* begin Data for processing *

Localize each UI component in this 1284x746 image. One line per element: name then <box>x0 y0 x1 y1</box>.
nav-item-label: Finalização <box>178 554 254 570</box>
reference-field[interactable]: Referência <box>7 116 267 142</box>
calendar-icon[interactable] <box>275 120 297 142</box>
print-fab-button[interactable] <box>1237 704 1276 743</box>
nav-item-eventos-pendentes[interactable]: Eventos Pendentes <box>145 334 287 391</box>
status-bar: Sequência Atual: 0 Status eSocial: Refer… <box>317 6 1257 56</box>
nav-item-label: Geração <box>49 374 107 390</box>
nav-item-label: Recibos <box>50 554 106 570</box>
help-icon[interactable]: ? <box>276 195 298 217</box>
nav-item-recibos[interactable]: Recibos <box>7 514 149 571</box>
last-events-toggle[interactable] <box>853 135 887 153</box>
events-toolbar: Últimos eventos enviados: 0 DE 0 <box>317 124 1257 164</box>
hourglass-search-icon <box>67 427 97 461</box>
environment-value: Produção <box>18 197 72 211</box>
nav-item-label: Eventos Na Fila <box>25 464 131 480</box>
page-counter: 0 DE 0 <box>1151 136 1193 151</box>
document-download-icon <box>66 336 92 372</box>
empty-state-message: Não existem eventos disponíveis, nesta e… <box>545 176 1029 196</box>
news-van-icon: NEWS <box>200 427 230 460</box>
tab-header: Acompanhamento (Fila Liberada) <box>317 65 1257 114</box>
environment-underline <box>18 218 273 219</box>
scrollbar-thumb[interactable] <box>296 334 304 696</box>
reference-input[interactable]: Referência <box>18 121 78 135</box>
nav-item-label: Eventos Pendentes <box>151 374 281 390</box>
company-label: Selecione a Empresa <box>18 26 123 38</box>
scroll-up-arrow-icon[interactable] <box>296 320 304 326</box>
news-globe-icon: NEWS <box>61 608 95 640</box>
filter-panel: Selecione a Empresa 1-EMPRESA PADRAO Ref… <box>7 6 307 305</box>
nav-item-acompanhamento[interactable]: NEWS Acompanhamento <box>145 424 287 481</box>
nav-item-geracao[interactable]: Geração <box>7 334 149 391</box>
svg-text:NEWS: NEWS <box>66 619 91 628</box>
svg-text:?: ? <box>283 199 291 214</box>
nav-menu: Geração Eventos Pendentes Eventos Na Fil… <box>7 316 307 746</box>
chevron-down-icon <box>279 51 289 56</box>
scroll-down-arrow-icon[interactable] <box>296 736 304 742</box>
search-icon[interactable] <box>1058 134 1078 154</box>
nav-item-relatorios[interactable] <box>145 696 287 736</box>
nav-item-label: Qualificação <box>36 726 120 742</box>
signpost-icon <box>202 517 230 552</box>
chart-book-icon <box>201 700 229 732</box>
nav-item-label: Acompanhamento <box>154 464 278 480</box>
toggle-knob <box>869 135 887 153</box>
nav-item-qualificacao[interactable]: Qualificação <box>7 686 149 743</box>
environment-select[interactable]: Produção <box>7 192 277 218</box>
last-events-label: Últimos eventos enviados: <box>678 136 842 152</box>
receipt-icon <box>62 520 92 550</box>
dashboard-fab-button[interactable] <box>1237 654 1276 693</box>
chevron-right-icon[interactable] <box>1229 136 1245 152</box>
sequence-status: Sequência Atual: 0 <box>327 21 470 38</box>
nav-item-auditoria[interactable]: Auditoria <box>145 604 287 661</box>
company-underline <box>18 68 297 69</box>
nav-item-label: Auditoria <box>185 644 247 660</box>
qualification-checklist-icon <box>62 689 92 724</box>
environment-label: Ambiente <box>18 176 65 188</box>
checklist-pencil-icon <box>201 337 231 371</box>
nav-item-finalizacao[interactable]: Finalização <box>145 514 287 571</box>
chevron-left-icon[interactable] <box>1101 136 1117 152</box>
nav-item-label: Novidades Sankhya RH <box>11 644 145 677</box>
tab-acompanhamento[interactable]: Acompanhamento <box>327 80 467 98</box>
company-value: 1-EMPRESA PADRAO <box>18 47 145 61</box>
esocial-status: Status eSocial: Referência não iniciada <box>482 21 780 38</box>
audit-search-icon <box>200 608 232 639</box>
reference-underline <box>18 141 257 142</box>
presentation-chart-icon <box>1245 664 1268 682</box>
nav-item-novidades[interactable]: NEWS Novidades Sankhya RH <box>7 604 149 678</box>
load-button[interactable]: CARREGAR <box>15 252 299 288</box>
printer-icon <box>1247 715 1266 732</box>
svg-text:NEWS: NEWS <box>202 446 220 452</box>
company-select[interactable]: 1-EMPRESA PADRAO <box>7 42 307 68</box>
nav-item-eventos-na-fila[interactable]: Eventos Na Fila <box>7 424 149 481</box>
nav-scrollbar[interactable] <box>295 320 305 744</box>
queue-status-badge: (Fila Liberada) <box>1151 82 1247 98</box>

* end Data for processing *

● What the task requires
Return every line of the items above, character for character, with nothing changed or left out.

● The solution
Localize each UI component in this 1284x746 image. One line per element: name then <box>x0 y0 x1 y1</box>.
nav-item-label: Finalização <box>178 554 254 570</box>
reference-field[interactable]: Referência <box>7 116 267 142</box>
calendar-icon[interactable] <box>275 120 297 142</box>
print-fab-button[interactable] <box>1237 704 1276 743</box>
nav-item-eventos-pendentes[interactable]: Eventos Pendentes <box>145 334 287 391</box>
status-bar: Sequência Atual: 0 Status eSocial: Refer… <box>317 6 1257 56</box>
nav-item-label: Geração <box>49 374 107 390</box>
nav-item-label: Recibos <box>50 554 106 570</box>
help-icon[interactable]: ? <box>276 195 298 217</box>
nav-item-recibos[interactable]: Recibos <box>7 514 149 571</box>
last-events-toggle[interactable] <box>853 135 887 153</box>
events-toolbar: Últimos eventos enviados: 0 DE 0 <box>317 124 1257 164</box>
hourglass-search-icon <box>67 427 97 461</box>
environment-value: Produção <box>18 197 72 211</box>
nav-item-label: Eventos Na Fila <box>25 464 131 480</box>
page-counter: 0 DE 0 <box>1151 136 1193 151</box>
document-download-icon <box>66 336 92 372</box>
empty-state-message: Não existem eventos disponíveis, nesta e… <box>545 176 1029 196</box>
news-van-icon: NEWS <box>200 427 230 460</box>
tab-header: Acompanhamento (Fila Liberada) <box>317 65 1257 114</box>
environment-underline <box>18 218 273 219</box>
scrollbar-thumb[interactable] <box>296 334 304 696</box>
reference-input[interactable]: Referência <box>18 121 78 135</box>
nav-item-label: Eventos Pendentes <box>151 374 281 390</box>
company-label: Selecione a Empresa <box>18 26 123 38</box>
scroll-up-arrow-icon[interactable] <box>296 320 304 326</box>
news-globe-icon: NEWS <box>61 608 95 640</box>
filter-panel: Selecione a Empresa 1-EMPRESA PADRAO Ref… <box>7 6 307 305</box>
nav-item-acompanhamento[interactable]: NEWS Acompanhamento <box>145 424 287 481</box>
nav-item-geracao[interactable]: Geração <box>7 334 149 391</box>
svg-text:NEWS: NEWS <box>66 619 91 628</box>
svg-text:?: ? <box>283 199 291 214</box>
nav-menu: Geração Eventos Pendentes Eventos Na Fil… <box>7 316 307 746</box>
chevron-down-icon <box>279 51 289 56</box>
scroll-down-arrow-icon[interactable] <box>296 736 304 742</box>
search-icon[interactable] <box>1058 134 1078 154</box>
nav-item-relatorios[interactable] <box>145 696 287 736</box>
nav-item-label: Qualificação <box>36 726 120 742</box>
signpost-icon <box>202 517 230 552</box>
chart-book-icon <box>201 700 229 732</box>
nav-item-label: Acompanhamento <box>154 464 278 480</box>
toggle-knob <box>869 135 887 153</box>
nav-item-qualificacao[interactable]: Qualificação <box>7 686 149 743</box>
environment-select[interactable]: Produção <box>7 192 277 218</box>
last-events-label: Últimos eventos enviados: <box>678 136 842 152</box>
receipt-icon <box>62 520 92 550</box>
dashboard-fab-button[interactable] <box>1237 654 1276 693</box>
chevron-right-icon[interactable] <box>1229 136 1245 152</box>
sequence-status: Sequência Atual: 0 <box>327 21 470 38</box>
nav-item-auditoria[interactable]: Auditoria <box>145 604 287 661</box>
company-underline <box>18 68 297 69</box>
nav-item-label: Auditoria <box>185 644 247 660</box>
qualification-checklist-icon <box>62 689 92 724</box>
environment-label: Ambiente <box>18 176 65 188</box>
checklist-pencil-icon <box>201 337 231 371</box>
nav-item-finalizacao[interactable]: Finalização <box>145 514 287 571</box>
chevron-left-icon[interactable] <box>1101 136 1117 152</box>
nav-item-label: Novidades Sankhya RH <box>11 644 145 677</box>
tab-acompanhamento[interactable]: Acompanhamento <box>327 80 467 98</box>
company-value: 1-EMPRESA PADRAO <box>18 47 145 61</box>
esocial-status: Status eSocial: Referência não iniciada <box>482 21 780 38</box>
audit-search-icon <box>200 608 232 639</box>
reference-underline <box>18 141 257 142</box>
presentation-chart-icon <box>1245 664 1268 682</box>
nav-item-novidades[interactable]: NEWS Novidades Sankhya RH <box>7 604 149 678</box>
load-button[interactable]: CARREGAR <box>15 252 299 288</box>
printer-icon <box>1247 715 1266 732</box>
svg-text:NEWS: NEWS <box>202 446 220 452</box>
company-select[interactable]: 1-EMPRESA PADRAO <box>7 42 307 68</box>
nav-item-eventos-na-fila[interactable]: Eventos Na Fila <box>7 424 149 481</box>
nav-scrollbar[interactable] <box>295 320 305 744</box>
queue-status-badge: (Fila Liberada) <box>1151 82 1247 98</box>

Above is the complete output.